__RECORDS TO USE__

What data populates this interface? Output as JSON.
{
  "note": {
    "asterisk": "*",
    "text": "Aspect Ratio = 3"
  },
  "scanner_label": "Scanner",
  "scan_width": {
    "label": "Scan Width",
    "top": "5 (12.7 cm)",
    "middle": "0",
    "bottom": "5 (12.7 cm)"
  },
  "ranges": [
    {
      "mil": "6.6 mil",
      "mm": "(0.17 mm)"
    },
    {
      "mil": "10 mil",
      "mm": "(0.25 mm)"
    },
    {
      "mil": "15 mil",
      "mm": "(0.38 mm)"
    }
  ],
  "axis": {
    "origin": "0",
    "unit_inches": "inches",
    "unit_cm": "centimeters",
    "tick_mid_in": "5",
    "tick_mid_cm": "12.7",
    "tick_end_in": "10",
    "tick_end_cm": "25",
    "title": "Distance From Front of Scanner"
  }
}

__JOB__
Extract each entry in full, exactly as given.

__OUTPUT FOR THIS EXERCISE__
What data populates this interface? Output as JSON.
{
  "note": {
    "asterisk": "*",
    "text": "Aspect Ratio = 3"
  },
  "scanner_label": "Scanner",
  "scan_width": {
    "label": "Scan Width",
    "top": "5 (12.7 cm)",
    "middle": "0",
    "bottom": "5 (12.7 cm)"
  },
  "ranges": [
    {
      "mil": "6.6 mil",
      "mm": "(0.17 mm)"
    },
    {
      "mil": "10 mil",
      "mm": "(0.25 mm)"
    },
    {
      "mil": "15 mil",
      "mm": "(0.38 mm)"
    }
  ],
  "axis": {
    "origin": "0",
    "unit_inches": "inches",
    "unit_cm": "centimeters",
    "tick_mid_in": "5",
    "tick_mid_cm": "12.7",
    "tick_end_in": "10",
    "tick_end_cm": "25",
    "title": "Distance From Front of Scanner"
  }
}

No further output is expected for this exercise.